Stated task: Can you find the lines of the listing that include "what" and copy every one?
╭──
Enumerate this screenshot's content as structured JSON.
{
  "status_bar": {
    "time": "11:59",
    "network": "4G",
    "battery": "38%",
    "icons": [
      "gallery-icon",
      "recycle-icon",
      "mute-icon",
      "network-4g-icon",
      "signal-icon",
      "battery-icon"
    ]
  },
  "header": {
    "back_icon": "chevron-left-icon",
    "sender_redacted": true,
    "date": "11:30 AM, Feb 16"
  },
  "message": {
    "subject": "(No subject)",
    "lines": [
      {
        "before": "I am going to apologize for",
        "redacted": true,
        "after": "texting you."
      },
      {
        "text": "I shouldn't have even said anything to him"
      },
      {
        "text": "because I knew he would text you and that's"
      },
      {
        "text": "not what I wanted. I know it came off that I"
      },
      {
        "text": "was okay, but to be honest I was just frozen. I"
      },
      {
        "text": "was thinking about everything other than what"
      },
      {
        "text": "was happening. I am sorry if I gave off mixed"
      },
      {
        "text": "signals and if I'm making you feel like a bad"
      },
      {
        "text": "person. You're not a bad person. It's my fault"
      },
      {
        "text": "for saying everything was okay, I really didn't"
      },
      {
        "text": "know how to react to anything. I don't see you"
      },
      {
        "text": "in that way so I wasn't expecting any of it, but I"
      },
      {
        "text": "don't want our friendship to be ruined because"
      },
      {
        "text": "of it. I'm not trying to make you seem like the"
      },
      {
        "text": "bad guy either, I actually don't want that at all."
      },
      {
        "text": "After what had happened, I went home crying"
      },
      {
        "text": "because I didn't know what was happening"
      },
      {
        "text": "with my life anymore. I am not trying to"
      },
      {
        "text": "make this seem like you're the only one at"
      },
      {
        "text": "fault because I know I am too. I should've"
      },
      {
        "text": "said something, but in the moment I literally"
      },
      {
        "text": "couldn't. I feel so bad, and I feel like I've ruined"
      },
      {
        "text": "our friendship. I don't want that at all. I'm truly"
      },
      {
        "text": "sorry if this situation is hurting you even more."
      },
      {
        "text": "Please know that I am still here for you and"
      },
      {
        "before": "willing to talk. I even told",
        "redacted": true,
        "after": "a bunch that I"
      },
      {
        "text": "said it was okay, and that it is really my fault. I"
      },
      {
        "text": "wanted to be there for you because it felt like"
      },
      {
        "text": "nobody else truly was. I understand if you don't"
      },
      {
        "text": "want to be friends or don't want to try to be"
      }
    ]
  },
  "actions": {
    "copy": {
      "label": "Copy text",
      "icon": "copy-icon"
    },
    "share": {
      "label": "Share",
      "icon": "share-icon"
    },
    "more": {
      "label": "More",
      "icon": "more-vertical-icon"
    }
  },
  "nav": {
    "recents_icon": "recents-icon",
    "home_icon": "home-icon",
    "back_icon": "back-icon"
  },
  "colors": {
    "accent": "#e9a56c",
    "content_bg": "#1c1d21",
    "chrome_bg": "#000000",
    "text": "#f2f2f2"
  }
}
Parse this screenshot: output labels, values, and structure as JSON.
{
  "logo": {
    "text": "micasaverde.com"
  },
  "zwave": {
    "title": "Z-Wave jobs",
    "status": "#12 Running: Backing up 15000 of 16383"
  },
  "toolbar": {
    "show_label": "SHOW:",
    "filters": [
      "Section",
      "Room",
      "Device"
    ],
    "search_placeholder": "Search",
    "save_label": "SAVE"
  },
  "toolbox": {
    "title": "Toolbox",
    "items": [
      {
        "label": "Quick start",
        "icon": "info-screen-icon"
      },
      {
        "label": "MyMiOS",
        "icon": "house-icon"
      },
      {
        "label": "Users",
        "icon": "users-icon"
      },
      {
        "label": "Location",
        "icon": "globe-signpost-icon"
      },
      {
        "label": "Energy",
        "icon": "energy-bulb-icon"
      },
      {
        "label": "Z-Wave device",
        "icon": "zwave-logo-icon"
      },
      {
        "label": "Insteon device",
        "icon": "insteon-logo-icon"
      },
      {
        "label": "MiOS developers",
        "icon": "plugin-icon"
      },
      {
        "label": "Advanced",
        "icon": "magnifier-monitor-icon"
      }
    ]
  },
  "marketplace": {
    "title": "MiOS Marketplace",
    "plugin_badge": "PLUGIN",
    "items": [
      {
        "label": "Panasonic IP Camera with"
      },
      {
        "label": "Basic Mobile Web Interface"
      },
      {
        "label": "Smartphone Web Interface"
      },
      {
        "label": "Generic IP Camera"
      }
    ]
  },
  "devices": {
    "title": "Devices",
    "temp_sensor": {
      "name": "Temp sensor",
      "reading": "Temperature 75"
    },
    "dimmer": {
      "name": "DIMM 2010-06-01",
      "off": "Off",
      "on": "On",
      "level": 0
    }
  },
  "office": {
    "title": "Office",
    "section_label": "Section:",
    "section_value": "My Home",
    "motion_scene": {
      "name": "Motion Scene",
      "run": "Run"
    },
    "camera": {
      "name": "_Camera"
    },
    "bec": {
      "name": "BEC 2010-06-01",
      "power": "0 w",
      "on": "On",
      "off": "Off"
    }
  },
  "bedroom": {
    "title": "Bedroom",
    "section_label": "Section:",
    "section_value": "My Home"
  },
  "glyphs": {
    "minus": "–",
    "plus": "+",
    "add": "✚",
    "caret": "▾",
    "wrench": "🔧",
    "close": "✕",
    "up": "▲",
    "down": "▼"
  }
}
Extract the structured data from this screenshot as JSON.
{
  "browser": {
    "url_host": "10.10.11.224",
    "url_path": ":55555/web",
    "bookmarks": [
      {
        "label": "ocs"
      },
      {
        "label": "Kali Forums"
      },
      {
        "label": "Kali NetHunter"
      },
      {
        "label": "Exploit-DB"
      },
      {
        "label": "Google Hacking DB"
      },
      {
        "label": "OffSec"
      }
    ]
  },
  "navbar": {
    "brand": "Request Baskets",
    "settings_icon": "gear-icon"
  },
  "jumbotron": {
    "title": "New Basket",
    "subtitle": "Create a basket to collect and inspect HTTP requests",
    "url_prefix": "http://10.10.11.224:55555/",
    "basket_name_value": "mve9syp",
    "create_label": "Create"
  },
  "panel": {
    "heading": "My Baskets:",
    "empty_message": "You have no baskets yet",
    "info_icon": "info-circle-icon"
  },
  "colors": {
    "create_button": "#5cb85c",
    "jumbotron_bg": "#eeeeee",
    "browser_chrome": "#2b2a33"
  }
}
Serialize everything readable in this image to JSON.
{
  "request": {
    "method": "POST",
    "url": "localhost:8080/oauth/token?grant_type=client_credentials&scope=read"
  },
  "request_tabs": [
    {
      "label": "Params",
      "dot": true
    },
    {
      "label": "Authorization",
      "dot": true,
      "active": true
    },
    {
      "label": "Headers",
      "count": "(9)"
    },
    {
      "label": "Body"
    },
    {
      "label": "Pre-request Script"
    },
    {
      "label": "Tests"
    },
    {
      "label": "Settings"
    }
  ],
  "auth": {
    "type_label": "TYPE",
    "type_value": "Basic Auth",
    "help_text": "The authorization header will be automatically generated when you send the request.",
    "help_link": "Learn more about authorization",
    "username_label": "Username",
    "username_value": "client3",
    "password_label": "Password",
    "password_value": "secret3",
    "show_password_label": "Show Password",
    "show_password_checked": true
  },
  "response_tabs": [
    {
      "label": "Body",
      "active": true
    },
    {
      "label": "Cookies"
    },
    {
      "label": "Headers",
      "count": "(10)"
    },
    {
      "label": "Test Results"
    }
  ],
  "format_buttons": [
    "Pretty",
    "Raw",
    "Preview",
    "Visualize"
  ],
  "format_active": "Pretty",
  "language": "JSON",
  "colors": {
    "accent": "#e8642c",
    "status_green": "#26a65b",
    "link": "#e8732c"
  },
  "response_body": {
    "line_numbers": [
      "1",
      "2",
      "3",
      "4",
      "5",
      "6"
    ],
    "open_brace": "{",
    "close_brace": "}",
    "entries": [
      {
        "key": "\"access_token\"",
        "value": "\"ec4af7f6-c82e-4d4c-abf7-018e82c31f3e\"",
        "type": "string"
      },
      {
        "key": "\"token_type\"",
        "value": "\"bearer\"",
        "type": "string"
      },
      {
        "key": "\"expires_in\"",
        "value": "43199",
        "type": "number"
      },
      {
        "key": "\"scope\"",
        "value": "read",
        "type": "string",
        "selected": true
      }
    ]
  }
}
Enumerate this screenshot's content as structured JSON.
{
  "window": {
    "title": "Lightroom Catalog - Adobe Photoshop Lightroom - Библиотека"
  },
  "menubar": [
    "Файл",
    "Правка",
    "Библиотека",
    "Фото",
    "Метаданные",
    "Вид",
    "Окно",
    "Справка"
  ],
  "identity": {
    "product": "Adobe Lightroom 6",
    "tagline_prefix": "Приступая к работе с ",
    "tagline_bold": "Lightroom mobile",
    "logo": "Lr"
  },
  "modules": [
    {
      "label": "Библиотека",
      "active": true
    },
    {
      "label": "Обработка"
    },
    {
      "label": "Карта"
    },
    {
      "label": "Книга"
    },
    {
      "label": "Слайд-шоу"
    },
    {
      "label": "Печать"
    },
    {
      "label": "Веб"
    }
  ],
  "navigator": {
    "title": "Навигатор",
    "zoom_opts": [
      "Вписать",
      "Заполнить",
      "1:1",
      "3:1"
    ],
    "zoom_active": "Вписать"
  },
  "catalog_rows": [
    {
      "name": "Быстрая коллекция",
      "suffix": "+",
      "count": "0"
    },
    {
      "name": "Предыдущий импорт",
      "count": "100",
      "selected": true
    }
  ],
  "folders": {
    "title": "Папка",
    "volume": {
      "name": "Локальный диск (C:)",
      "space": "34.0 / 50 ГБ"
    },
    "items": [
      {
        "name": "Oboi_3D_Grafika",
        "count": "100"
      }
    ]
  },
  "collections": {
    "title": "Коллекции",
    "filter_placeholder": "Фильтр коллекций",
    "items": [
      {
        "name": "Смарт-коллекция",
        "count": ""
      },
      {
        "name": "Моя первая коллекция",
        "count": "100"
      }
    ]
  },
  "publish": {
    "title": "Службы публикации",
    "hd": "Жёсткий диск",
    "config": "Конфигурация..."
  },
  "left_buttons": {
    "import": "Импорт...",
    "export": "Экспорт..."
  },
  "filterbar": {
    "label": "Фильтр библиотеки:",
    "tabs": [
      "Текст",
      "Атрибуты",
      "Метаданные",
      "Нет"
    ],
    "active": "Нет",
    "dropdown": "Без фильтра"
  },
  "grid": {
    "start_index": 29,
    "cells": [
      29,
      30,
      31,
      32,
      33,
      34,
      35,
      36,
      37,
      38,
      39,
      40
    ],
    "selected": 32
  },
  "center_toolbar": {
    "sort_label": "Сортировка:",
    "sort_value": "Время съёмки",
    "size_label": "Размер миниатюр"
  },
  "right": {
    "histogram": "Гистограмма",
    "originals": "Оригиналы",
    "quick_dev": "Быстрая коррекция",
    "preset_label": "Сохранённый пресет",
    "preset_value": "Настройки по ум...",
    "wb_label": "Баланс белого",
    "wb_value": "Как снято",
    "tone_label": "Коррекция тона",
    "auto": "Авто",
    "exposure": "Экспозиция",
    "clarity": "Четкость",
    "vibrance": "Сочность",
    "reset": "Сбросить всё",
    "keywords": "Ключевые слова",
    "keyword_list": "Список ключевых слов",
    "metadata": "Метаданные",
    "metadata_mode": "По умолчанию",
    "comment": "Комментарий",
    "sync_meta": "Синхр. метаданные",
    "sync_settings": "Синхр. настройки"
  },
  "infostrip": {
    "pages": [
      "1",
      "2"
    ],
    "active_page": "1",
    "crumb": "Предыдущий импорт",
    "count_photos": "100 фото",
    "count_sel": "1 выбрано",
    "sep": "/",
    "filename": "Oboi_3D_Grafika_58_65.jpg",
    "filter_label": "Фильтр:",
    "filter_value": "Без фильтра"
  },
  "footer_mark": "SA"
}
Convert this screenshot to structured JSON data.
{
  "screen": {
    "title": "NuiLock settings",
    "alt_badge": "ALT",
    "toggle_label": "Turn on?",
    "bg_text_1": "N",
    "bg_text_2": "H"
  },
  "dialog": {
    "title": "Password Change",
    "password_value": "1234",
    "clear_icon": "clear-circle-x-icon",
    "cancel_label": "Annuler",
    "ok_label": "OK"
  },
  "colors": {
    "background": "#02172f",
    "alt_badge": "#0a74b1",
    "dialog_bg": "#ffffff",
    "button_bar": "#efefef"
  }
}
╰──
Problem solution:
        "text": "not what I wanted. I know it came off that I"
        "text": "was thinking about everything other than what"
        "text": "After what had happened, I went home crying"
        "text": "because I didn't know what was happening"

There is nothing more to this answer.